Reproduce the whole listing, character for character.

→ **RECORDED DATA**

● ● ●

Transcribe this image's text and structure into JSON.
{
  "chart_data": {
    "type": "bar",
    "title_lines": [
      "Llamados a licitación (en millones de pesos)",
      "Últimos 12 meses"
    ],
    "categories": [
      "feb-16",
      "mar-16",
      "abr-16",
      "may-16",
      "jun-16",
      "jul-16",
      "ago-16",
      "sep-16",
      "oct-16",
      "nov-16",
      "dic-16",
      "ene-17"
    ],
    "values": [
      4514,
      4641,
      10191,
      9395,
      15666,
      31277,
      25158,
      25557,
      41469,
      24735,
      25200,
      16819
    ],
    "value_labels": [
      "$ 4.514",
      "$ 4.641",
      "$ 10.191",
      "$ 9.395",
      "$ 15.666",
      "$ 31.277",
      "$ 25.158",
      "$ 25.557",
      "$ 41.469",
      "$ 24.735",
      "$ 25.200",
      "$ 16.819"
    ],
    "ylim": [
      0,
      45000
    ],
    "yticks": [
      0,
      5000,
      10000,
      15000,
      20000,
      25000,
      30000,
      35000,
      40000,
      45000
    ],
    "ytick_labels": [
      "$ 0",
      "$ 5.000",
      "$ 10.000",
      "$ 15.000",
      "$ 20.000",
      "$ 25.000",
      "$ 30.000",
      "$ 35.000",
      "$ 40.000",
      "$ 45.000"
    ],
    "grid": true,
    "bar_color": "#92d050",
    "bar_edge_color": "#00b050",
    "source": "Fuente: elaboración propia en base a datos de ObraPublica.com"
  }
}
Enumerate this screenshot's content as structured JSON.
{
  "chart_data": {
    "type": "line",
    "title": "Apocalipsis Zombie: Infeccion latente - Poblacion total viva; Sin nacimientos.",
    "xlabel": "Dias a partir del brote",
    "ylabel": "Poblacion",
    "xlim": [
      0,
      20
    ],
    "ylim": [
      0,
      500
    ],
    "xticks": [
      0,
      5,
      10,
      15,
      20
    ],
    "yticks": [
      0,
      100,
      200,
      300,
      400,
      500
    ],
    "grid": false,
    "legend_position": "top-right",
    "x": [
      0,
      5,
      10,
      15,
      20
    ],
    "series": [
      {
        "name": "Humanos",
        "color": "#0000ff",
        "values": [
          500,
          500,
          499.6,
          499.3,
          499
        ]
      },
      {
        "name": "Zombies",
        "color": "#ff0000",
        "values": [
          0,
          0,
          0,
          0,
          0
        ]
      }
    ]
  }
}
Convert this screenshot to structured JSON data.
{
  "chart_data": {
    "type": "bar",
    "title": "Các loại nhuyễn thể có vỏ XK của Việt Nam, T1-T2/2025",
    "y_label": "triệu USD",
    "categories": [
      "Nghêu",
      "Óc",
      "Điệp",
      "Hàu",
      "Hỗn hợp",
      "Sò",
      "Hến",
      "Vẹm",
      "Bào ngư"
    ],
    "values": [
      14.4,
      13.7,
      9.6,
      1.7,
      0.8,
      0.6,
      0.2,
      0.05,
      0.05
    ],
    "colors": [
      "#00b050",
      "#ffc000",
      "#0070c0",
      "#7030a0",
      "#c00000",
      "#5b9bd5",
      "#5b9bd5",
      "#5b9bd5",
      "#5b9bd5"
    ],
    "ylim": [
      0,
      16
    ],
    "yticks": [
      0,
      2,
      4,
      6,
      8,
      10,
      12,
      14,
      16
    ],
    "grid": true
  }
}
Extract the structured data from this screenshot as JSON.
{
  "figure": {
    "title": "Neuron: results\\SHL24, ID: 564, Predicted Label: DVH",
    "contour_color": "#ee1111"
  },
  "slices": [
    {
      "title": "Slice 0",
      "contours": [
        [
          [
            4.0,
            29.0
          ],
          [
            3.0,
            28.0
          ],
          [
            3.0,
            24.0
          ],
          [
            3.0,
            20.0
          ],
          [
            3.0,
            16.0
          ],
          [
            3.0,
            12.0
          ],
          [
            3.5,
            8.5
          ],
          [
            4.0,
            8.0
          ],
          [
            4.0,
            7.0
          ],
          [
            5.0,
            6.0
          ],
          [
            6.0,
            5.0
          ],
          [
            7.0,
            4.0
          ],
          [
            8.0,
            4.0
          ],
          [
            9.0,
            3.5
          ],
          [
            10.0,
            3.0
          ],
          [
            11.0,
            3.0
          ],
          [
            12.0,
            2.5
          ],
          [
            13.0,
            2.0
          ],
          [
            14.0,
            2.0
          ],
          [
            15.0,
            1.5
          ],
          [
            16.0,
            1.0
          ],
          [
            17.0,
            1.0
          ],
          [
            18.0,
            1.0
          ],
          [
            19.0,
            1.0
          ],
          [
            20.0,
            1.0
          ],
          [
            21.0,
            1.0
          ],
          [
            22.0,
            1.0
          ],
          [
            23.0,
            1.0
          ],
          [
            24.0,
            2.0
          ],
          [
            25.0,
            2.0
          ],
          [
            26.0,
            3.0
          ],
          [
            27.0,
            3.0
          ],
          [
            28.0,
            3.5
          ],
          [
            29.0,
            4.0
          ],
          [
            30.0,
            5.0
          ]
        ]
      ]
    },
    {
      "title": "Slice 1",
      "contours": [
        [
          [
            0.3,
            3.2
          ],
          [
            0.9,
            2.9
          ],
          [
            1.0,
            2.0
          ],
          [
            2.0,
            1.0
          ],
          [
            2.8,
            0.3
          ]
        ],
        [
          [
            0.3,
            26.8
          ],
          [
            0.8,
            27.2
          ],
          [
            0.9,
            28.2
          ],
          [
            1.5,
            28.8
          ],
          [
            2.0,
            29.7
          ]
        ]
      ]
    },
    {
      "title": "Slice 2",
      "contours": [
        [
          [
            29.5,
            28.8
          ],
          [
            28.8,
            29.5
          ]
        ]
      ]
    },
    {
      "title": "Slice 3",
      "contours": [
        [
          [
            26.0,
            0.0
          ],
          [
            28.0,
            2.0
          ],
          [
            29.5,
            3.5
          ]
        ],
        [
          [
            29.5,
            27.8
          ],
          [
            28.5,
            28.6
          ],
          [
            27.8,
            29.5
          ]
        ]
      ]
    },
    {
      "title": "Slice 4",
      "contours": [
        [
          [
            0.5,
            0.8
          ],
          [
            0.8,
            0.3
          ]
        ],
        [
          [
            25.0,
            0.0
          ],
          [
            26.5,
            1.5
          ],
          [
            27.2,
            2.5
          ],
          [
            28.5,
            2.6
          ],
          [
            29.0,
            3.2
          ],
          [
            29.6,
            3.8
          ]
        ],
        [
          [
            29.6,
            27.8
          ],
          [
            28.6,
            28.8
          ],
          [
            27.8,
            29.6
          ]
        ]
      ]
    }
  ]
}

● ● ●

→ **RESULT OF THIS TASK**
Transcribe this image's text and structure into JSON.
{
  "chart_data": {
    "type": "bar",
    "title_lines": [
      "Llamados a licitación (en millones de pesos)",
      "Últimos 12 meses"
    ],
    "categories": [
      "feb-16",
      "mar-16",
      "abr-16",
      "may-16",
      "jun-16",
      "jul-16",
      "ago-16",
      "sep-16",
      "oct-16",
      "nov-16",
      "dic-16",
      "ene-17"
    ],
    "values": [
      4514,
      4641,
      10191,
      9395,
      15666,
      31277,
      25158,
      25557,
      41469,
      24735,
      25200,
      16819
    ],
    "value_labels": [
      "$ 4.514",
      "$ 4.641",
      "$ 10.191",
      "$ 9.395",
      "$ 15.666",
      "$ 31.277",
      "$ 25.158",
      "$ 25.557",
      "$ 41.469",
      "$ 24.735",
      "$ 25.200",
      "$ 16.819"
    ],
    "ylim": [
      0,
      45000
    ],
    "yticks": [
      0,
      5000,
      10000,
      15000,
      20000,
      25000,
      30000,
      35000,
      40000,
      45000
    ],
    "ytick_labels": [
      "$ 0",
      "$ 5.000",
      "$ 10.000",
      "$ 15.000",
      "$ 20.000",
      "$ 25.000",
      "$ 30.000",
      "$ 35.000",
      "$ 40.000",
      "$ 45.000"
    ],
    "grid": true,
    "bar_color": "#92d050",
    "bar_edge_color": "#00b050",
    "source": "Fuente: elaboración propia en base a datos de ObraPublica.com"
  }
}
Enumerate this screenshot's content as structured JSON.
{
  "chart_data": {
    "type": "line",
    "title": "Apocalipsis Zombie: Infeccion latente - Poblacion total viva; Sin nacimientos.",
    "xlabel": "Dias a partir del brote",
    "ylabel": "Poblacion",
    "xlim": [
      0,
      20
    ],
    "ylim": [
      0,
      500
    ],
    "xticks": [
      0,
      5,
      10,
      15,
      20
    ],
    "yticks": [
      0,
      100,
      200,
      300,
      400,
      500
    ],
    "grid": false,
    "legend_position": "top-right",
    "x": [
      0,
      5,
      10,
      15,
      20
    ],
    "series": [
      {
        "name": "Humanos",
        "color": "#0000ff",
        "values": [
          500,
          500,
          499.6,
          499.3,
          499
        ]
      },
      {
        "name": "Zombies",
        "color": "#ff0000",
        "values": [
          0,
          0,
          0,
          0,
          0
        ]
      }
    ]
  }
}
Convert this screenshot to structured JSON data.
{
  "chart_data": {
    "type": "bar",
    "title": "Các loại nhuyễn thể có vỏ XK của Việt Nam, T1-T2/2025",
    "y_label": "triệu USD",
    "categories": [
      "Nghêu",
      "Óc",
      "Điệp",
      "Hàu",
      "Hỗn hợp",
      "Sò",
      "Hến",
      "Vẹm",
      "Bào ngư"
    ],
    "values": [
      14.4,
      13.7,
      9.6,
      1.7,
      0.8,
      0.6,
      0.2,
      0.05,
      0.05
    ],
    "colors": [
      "#00b050",
      "#ffc000",
      "#0070c0",
      "#7030a0",
      "#c00000",
      "#5b9bd5",
      "#5b9bd5",
      "#5b9bd5",
      "#5b9bd5"
    ],
    "ylim": [
      0,
      16
    ],
    "yticks": [
      0,
      2,
      4,
      6,
      8,
      10,
      12,
      14,
      16
    ],
    "grid": true
  }
}
Extract the structured data from this screenshot as JSON.
{
  "figure": {
    "title": "Neuron: results\\SHL24, ID: 564, Predicted Label: DVH",
    "contour_color": "#ee1111"
  },
  "slices": [
    {
      "title": "Slice 0",
      "contours": [
        [
          [
            4.0,
            29.0
          ],
          [
            3.0,
            28.0
          ],
          [
            3.0,
            24.0
          ],
          [
            3.0,
            20.0
          ],
          [
            3.0,
            16.0
          ],
          [
            3.0,
            12.0
          ],
          [
            3.5,
            8.5
          ],
          [
            4.0,
            8.0
          ],
          [
            4.0,
            7.0
          ],
          [
            5.0,
            6.0
          ],
          [
            6.0,
            5.0
          ],
          [
            7.0,
            4.0
          ],
          [
            8.0,
            4.0
          ],
          [
            9.0,
            3.5
          ],
          [
            10.0,
            3.0
          ],
          [
            11.0,
            3.0
          ],
          [
            12.0,
            2.5
          ],
          [
            13.0,
            2.0
          ],
          [
            14.0,
            2.0
          ],
          [
            15.0,
            1.5
          ],
          [
            16.0,
            1.0
          ],
          [
            17.0,
            1.0
          ],
          [
            18.0,
            1.0
          ],
          [
            19.0,
            1.0
          ],
          [
            20.0,
            1.0
          ],
          [
            21.0,
            1.0
          ],
          [
            22.0,
            1.0
          ],
          [
            23.0,
            1.0
          ],
          [
            24.0,
            2.0
          ],
          [
            25.0,
            2.0
          ],
          [
            26.0,
            3.0
          ],
          [
            27.0,
            3.0
          ],
          [
            28.0,
            3.5
          ],
          [
            29.0,
            4.0
          ],
          [
            30.0,
            5.0
          ]
        ]
      ]
    },
    {
      "title": "Slice 1",
      "contours": [
        [
          [
            0.3,
            3.2
          ],
          [
            0.9,
            2.9
          ],
          [
            1.0,
            2.0
          ],
          [
            2.0,
            1.0
          ],
          [
            2.8,
            0.3
          ]
        ],
        [
          [
            0.3,
            26.8
          ],
          [
            0.8,
            27.2
          ],
          [
            0.9,
            28.2
          ],
          [
            1.5,
            28.8
          ],
          [
            2.0,
            29.7
          ]
        ]
      ]
    },
    {
      "title": "Slice 2",
      "contours": [
        [
          [
            29.5,
            28.8
          ],
          [
            28.8,
            29.5
          ]
        ]
      ]
    },
    {
      "title": "Slice 3",
      "contours": [
        [
          [
            26.0,
            0.0
          ],
          [
            28.0,
            2.0
          ],
          [
            29.5,
            3.5
          ]
        ],
        [
          [
            29.5,
            27.8
          ],
          [
            28.5,
            28.6
          ],
          [
            27.8,
            29.5
          ]
        ]
      ]
    },
    {
      "title": "Slice 4",
      "contours": [
        [
          [
            0.5,
            0.8
          ],
          [
            0.8,
            0.3
          ]
        ],
        [
          [
            25.0,
            0.0
          ],
          [
            26.5,
            1.5
          ],
          [
            27.2,
            2.5
          ],
          [
            28.5,
            2.6
          ],
          [
            29.0,
            3.2
          ],
          [
            29.6,
            3.8
          ]
        ],
        [
          [
            29.6,
            27.8
          ],
          [
            28.6,
            28.8
          ],
          [
            27.8,
            29.6
          ]
        ]
      ]
    }
  ]
}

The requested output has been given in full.